Figure dataset records:

|---|

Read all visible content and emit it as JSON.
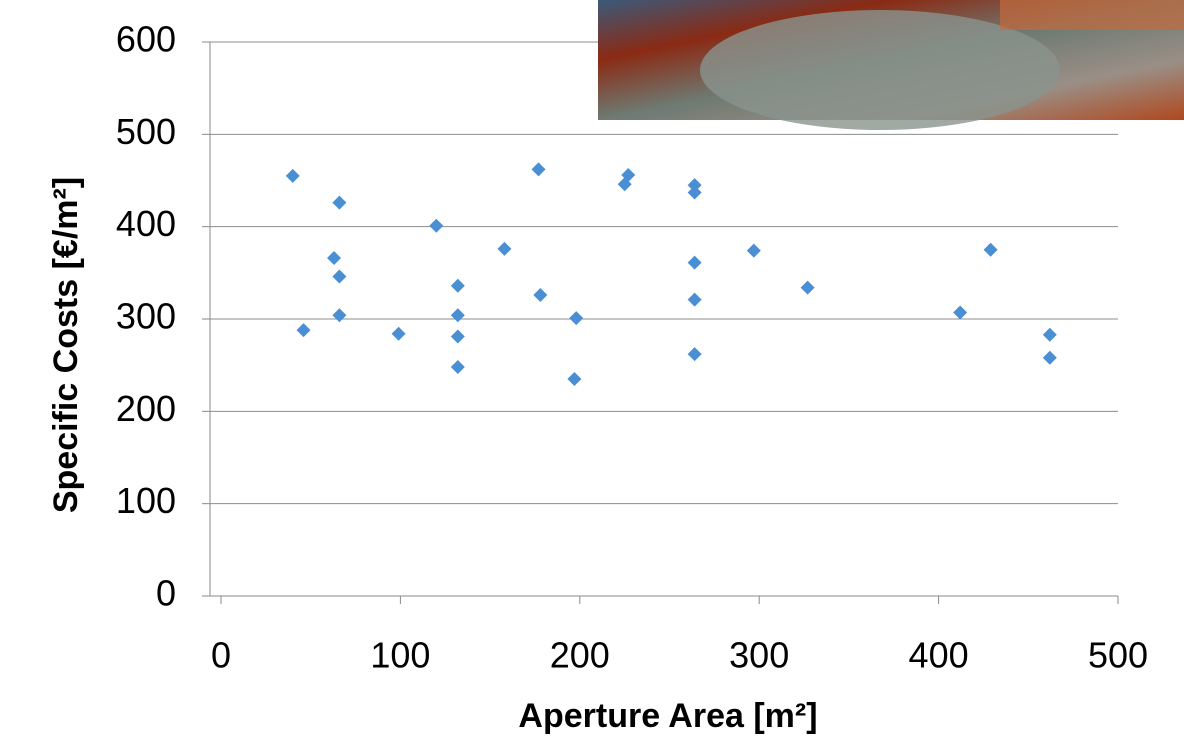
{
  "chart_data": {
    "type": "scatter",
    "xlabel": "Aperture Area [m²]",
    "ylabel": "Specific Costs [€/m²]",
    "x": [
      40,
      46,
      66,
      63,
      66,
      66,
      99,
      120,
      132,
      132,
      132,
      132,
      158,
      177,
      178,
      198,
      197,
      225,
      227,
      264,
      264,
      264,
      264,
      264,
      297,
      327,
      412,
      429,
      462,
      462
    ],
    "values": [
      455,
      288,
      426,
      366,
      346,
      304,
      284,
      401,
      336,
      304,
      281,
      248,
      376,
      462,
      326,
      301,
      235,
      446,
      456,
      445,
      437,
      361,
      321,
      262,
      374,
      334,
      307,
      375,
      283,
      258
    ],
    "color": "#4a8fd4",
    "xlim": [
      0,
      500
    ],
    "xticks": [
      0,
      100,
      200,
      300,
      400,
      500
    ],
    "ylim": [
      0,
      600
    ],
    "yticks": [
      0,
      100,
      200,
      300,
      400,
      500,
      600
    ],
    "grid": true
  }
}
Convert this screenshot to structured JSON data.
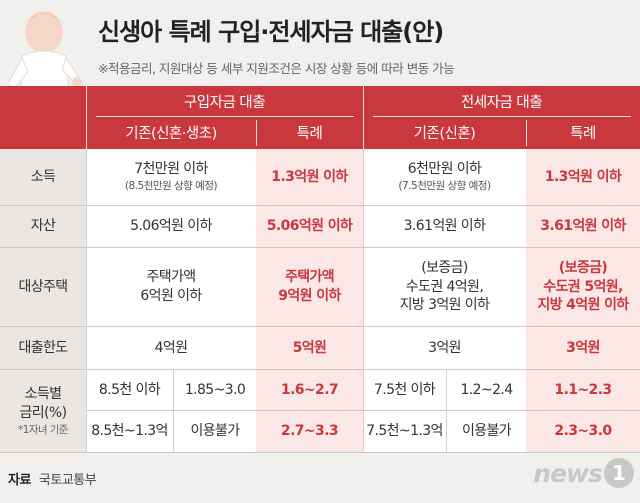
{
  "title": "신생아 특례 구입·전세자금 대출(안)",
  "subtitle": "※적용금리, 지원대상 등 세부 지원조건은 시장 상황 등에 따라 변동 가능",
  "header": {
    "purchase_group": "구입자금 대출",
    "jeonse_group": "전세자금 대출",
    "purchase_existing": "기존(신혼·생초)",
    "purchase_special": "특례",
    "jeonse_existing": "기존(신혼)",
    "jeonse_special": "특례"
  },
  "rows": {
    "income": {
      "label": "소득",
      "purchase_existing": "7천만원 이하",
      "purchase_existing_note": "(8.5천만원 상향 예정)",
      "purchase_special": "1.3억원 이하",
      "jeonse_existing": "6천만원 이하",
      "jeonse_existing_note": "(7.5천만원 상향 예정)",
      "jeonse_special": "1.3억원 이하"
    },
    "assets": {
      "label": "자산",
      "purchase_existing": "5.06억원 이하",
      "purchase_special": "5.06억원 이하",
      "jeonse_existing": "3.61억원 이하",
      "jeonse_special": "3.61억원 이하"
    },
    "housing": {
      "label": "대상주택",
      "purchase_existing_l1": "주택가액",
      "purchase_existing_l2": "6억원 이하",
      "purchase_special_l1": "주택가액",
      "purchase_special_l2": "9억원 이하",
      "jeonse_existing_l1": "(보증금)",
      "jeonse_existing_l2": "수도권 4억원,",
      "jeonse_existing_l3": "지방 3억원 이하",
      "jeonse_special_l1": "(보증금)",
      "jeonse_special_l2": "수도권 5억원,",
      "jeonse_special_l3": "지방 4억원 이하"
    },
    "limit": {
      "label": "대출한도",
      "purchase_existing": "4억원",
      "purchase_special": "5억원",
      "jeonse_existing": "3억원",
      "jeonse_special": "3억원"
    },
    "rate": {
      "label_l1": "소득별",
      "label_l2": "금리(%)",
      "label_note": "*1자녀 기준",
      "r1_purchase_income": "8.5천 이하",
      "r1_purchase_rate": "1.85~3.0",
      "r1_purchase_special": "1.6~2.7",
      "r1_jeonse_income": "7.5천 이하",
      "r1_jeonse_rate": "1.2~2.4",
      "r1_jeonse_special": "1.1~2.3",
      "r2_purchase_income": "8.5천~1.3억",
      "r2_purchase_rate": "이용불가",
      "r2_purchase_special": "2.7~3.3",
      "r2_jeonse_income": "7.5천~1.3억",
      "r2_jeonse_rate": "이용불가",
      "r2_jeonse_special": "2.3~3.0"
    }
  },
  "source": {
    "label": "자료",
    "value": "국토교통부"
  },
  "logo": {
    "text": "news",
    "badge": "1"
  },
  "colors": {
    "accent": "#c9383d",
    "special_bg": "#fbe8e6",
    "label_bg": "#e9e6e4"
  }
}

|---|

TASK GOAL: Repeat each record exactly as shown above, dropping all images.

SOLUTION FOR THIS EXERCISE:
Read all visible content and emit it as JSON.
{
  "chart_data": {
    "type": "scatter",
    "xlabel": "Aperture Area [m²]",
    "ylabel": "Specific Costs [€/m²]",
    "x": [
      40,
      46,
      66,
      63,
      66,
      66,
      99,
      120,
      132,
      132,
      132,
      132,
      158,
      177,
      178,
      198,
      197,
      225,
      227,
      264,
      264,
      264,
      264,
      264,
      297,
      327,
      412,
      429,
      462,
      462
    ],
    "values": [
      455,
      288,
      426,
      366,
      346,
      304,
      284,
      401,
      336,
      304,
      281,
      248,
      376,
      462,
      326,
      301,
      235,
      446,
      456,
      445,
      437,
      361,
      321,
      262,
      374,
      334,
      307,
      375,
      283,
      258
    ],
    "color": "#4a8fd4",
    "xlim": [
      0,
      500
    ],
    "xticks": [
      0,
      100,
      200,
      300,
      400,
      500
    ],
    "ylim": [
      0,
      600
    ],
    "yticks": [
      0,
      100,
      200,
      300,
      400,
      500,
      600
    ],
    "grid": true
  }
}
Convert this screenshot to structured JSON data.
{
  "title": "신생아 특례 구입·전세자금 대출(안)",
  "subtitle": "※적용금리, 지원대상 등 세부 지원조건은 시장 상황 등에 따라 변동 가능",
  "header": {
    "purchase_group": "구입자금 대출",
    "jeonse_group": "전세자금 대출",
    "purchase_existing": "기존(신혼·생초)",
    "purchase_special": "특례",
    "jeonse_existing": "기존(신혼)",
    "jeonse_special": "특례"
  },
  "rows": {
    "income": {
      "label": "소득",
      "purchase_existing": "7천만원 이하",
      "purchase_existing_note": "(8.5천만원 상향 예정)",
      "purchase_special": "1.3억원 이하",
      "jeonse_existing": "6천만원 이하",
      "jeonse_existing_note": "(7.5천만원 상향 예정)",
      "jeonse_special": "1.3억원 이하"
    },
    "assets": {
      "label": "자산",
      "purchase_existing": "5.06억원 이하",
      "purchase_special": "5.06억원 이하",
      "jeonse_existing": "3.61억원 이하",
      "jeonse_special": "3.61억원 이하"
    },
    "housing": {
      "label": "대상주택",
      "purchase_existing_l1": "주택가액",
      "purchase_existing_l2": "6억원 이하",
      "purchase_special_l1": "주택가액",
      "purchase_special_l2": "9억원 이하",
      "jeonse_existing_l1": "(보증금)",
      "jeonse_existing_l2": "수도권 4억원,",
      "jeonse_existing_l3": "지방 3억원 이하",
      "jeonse_special_l1": "(보증금)",
      "jeonse_special_l2": "수도권 5억원,",
      "jeonse_special_l3": "지방 4억원 이하"
    },
    "limit": {
      "label": "대출한도",
      "purchase_existing": "4억원",
      "purchase_special": "5억원",
      "jeonse_existing": "3억원",
      "jeonse_special": "3억원"
    },
    "rate": {
      "label_l1": "소득별",
      "label_l2": "금리(%)",
      "label_note": "*1자녀 기준",
      "r1_purchase_income": "8.5천 이하",
      "r1_purchase_rate": "1.85~3.0",
      "r1_purchase_special": "1.6~2.7",
      "r1_jeonse_income": "7.5천 이하",
      "r1_jeonse_rate": "1.2~2.4",
      "r1_jeonse_special": "1.1~2.3",
      "r2_purchase_income": "8.5천~1.3억",
      "r2_purchase_rate": "이용불가",
      "r2_purchase_special": "2.7~3.3",
      "r2_jeonse_income": "7.5천~1.3억",
      "r2_jeonse_rate": "이용불가",
      "r2_jeonse_special": "2.3~3.0"
    }
  },
  "source": {
    "label": "자료",
    "value": "국토교통부"
  },
  "logo": {
    "text": "news",
    "badge": "1"
  },
  "colors": {
    "accent": "#c9383d",
    "special_bg": "#fbe8e6",
    "label_bg": "#e9e6e4"
  }
}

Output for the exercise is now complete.